- **WHAT YOU NEED TO DO**
Leave out the pictures and reproduce all of the data exactly.

- **PROVIDED DATA**
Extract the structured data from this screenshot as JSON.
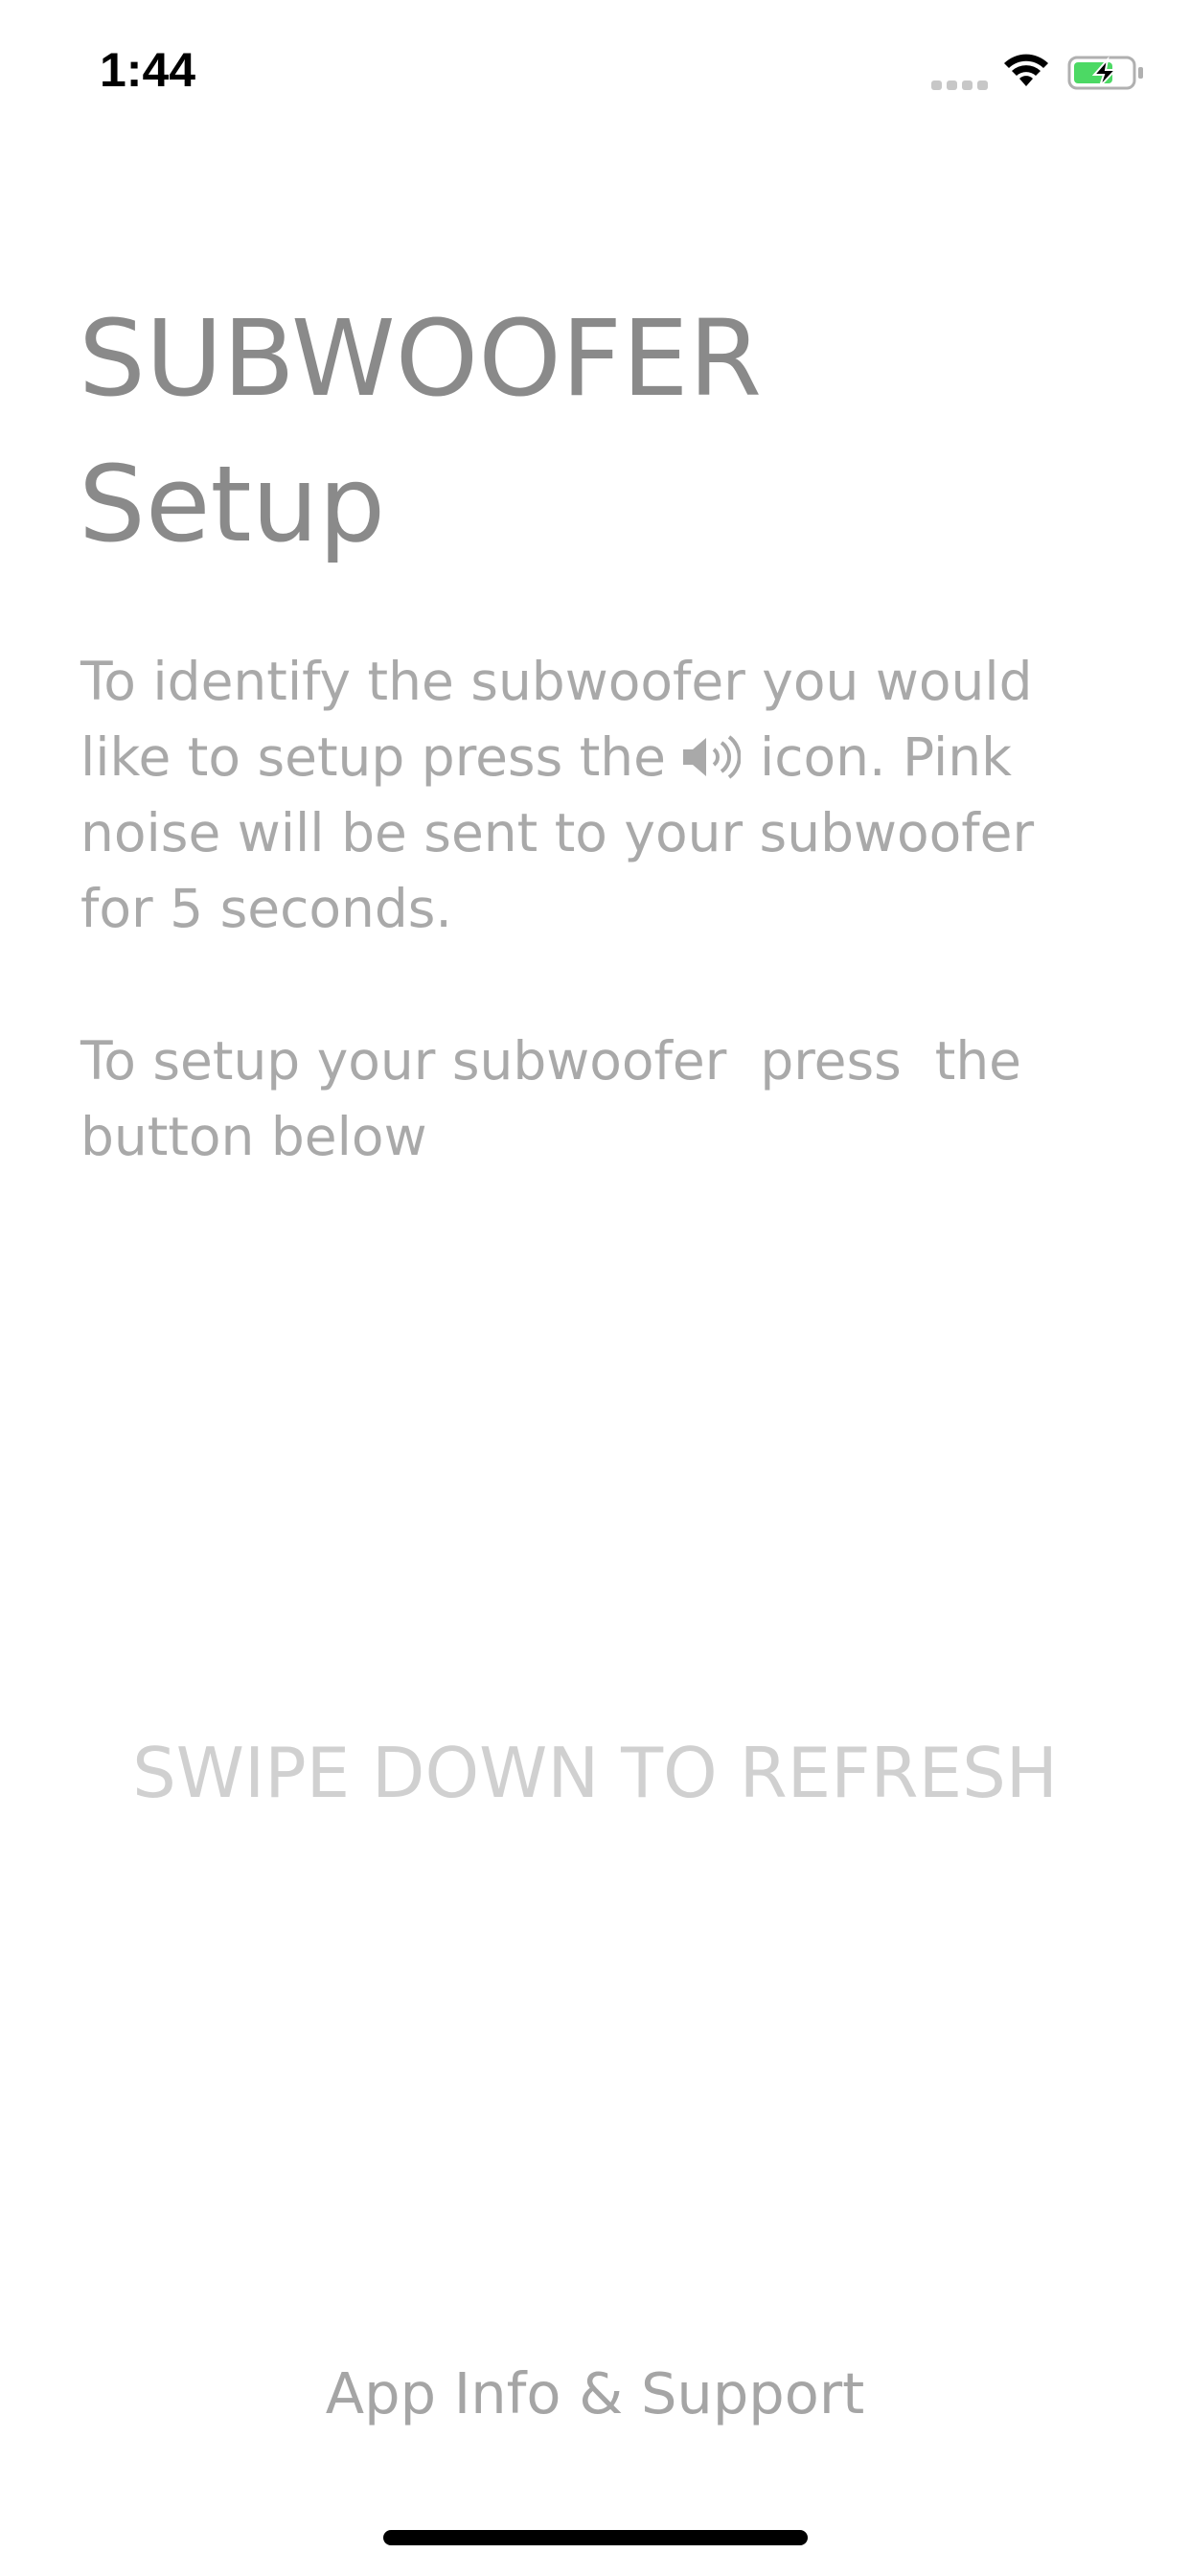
{
  "status_bar": {
    "time": "1:44"
  },
  "page": {
    "title_line1": "SUBWOOFER",
    "title_line2": "Setup",
    "description_before_icon": "To identify the subwoofer you would like to setup press the",
    "description_icon": "speaker-icon",
    "description_after_icon": "icon. Pink noise will be sent to your subwoofer for 5 seconds.",
    "instruction": "To setup your subwoofer  press  the button below",
    "refresh_hint": "SWIPE DOWN TO REFRESH",
    "support_link": "App Info & Support"
  },
  "colors": {
    "title": "#8a8a8a",
    "body_text": "#a9a9a9",
    "refresh_hint": "#d0d0d0",
    "battery_fill": "#4cd964"
  }
}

- **COMPLETE RESPONSE**
Extract the structured data from this screenshot as JSON.
{
  "status_bar": {
    "time": "1:44"
  },
  "page": {
    "title_line1": "SUBWOOFER",
    "title_line2": "Setup",
    "description_before_icon": "To identify the subwoofer you would like to setup press the",
    "description_icon": "speaker-icon",
    "description_after_icon": "icon. Pink noise will be sent to your subwoofer for 5 seconds.",
    "instruction": "To setup your subwoofer  press  the button below",
    "refresh_hint": "SWIPE DOWN TO REFRESH",
    "support_link": "App Info & Support"
  },
  "colors": {
    "title": "#8a8a8a",
    "body_text": "#a9a9a9",
    "refresh_hint": "#d0d0d0",
    "battery_fill": "#4cd964"
  }
}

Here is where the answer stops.